(Stored records)
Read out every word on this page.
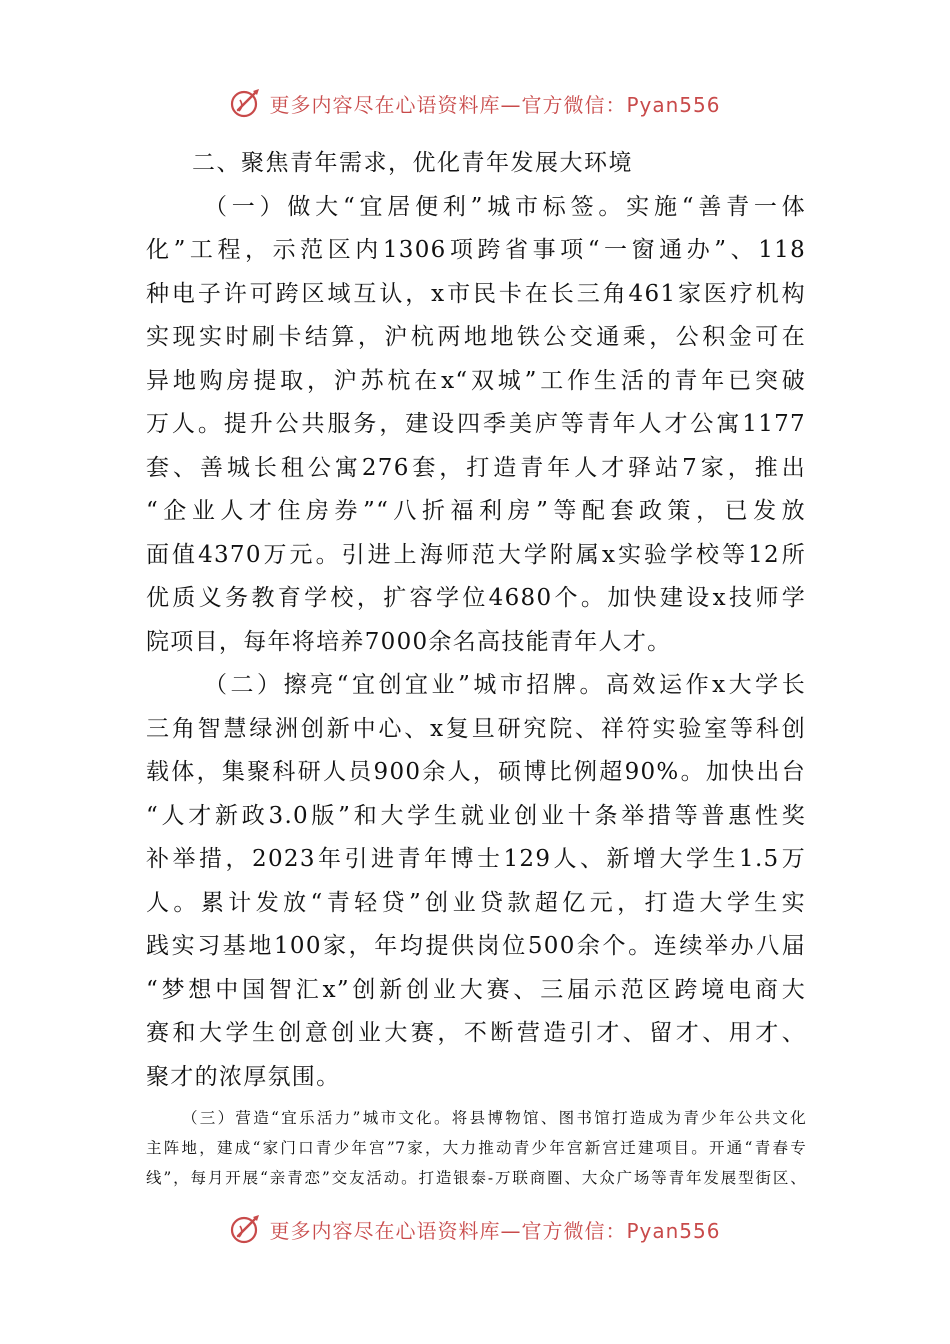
更多内容尽在心语资料库—官方微信：Pyan556

二、聚焦青年需求，优化青年发展大环境

（一）做大“宜居便利”城市标签。实施“善青一体
化”工程，示范区内1306项跨省事项“一窗通办”、118
种电子许可跨区域互认，x市民卡在长三角461家医疗机构
实现实时刷卡结算，沪杭两地地铁公交通乘，公积金可在
异地购房提取，沪苏杭在x“双城”工作生活的青年已突破
万人。提升公共服务，建设四季美庐等青年人才公寓1177
套、善城长租公寓276套，打造青年人才驿站7家，推出
“企业人才住房券”“八折福利房”等配套政策，已发放
面值4370万元。引进上海师范大学附属x实验学校等12所
优质义务教育学校，扩容学位4680个。加快建设x技师学
院项目，每年将培养7000余名高技能青年人才。

（二）擦亮“宜创宜业”城市招牌。高效运作x大学长
三角智慧绿洲创新中心、x复旦研究院、祥符实验室等科创
载体，集聚科研人员900余人，硕博比例超90%。加快出台
“人才新政3.0版”和大学生就业创业十条举措等普惠性奖
补举措，2023年引进青年博士129人、新增大学生1.5万
人。累计发放“青轻贷”创业贷款超亿元，打造大学生实
践实习基地100家，年均提供岗位500余个。连续举办八届
“梦想中国智汇x”创新创业大赛、三届示范区跨境电商大
赛和大学生创意创业大赛，不断营造引才、留才、用才、
聚才的浓厚氛围。

（三）营造“宜乐活力”城市文化。将县博物馆、图书馆打造成为青少年公共文化
主阵地，建成“家门口青少年宫”7家，大力推动青少年宫新宫迁建项目。开通“青春专
线”，每月开展“亲青恋”交友活动。打造银泰-万联商圈、大众广场等青年发展型街区、

更多内容尽在心语资料库—官方微信：Pyan556
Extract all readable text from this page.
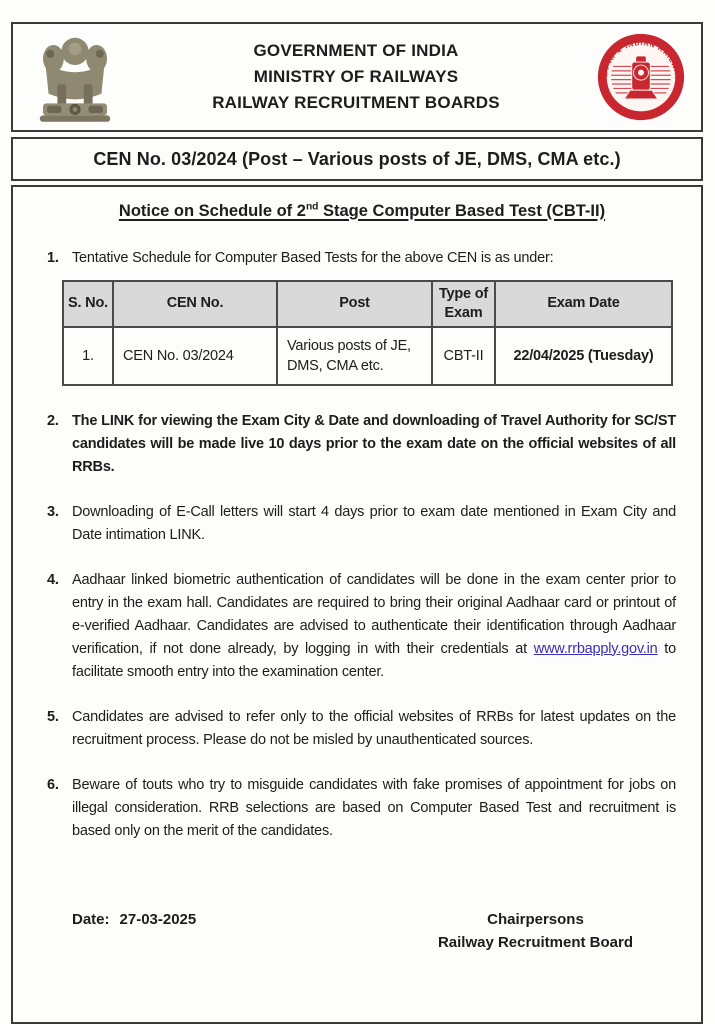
GOVERNMENT OF INDIA
MINISTRY OF RAILWAYS
RAILWAY RECRUITMENT BOARDS
भारतीय रेल ★ INDIAN RAILWAYS
CEN No. 03/2024 (Post – Various posts of JE, DMS, CMA etc.)
Notice on Schedule of 2nd Stage Computer Based Test (CBT-II)
1. Tentative Schedule for Computer Based Tests for the above CEN is as under:
S. No.	CEN No.	Post	Type of Exam	Exam Date
1.	CEN No. 03/2024	Various posts of JE, DMS, CMA etc.	CBT-II	22/04/2025 (Tuesday)
2. The LINK for viewing the Exam City & Date and downloading of Travel Authority for SC/ST candidates will be made live 10 days prior to the exam date on the official websites of all RRBs.
3. Downloading of E-Call letters will start 4 days prior to exam date mentioned in Exam City and Date intimation LINK.
4. Aadhaar linked biometric authentication of candidates will be done in the exam center prior to entry in the exam hall. Candidates are required to bring their original Aadhaar card or printout of e-verified Aadhaar. Candidates are advised to authenticate their identification through Aadhaar verification, if not done already, by logging in with their credentials at www.rrbapply.gov.in to facilitate smooth entry into the examination center.
5. Candidates are advised to refer only to the official websites of RRBs for latest updates on the recruitment process. Please do not be misled by unauthenticated sources.
6. Beware of touts who try to misguide candidates with fake promises of appointment for jobs on illegal consideration. RRB selections are based on Computer Based Test and recruitment is based only on the merit of the candidates.
Date: 27-03-2025	Chairpersons
Railway Recruitment Board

What to do: Collect the lines of the records that include the string "page".

Exercise output:
Read out every word on this page.
Extract all readable text from this page.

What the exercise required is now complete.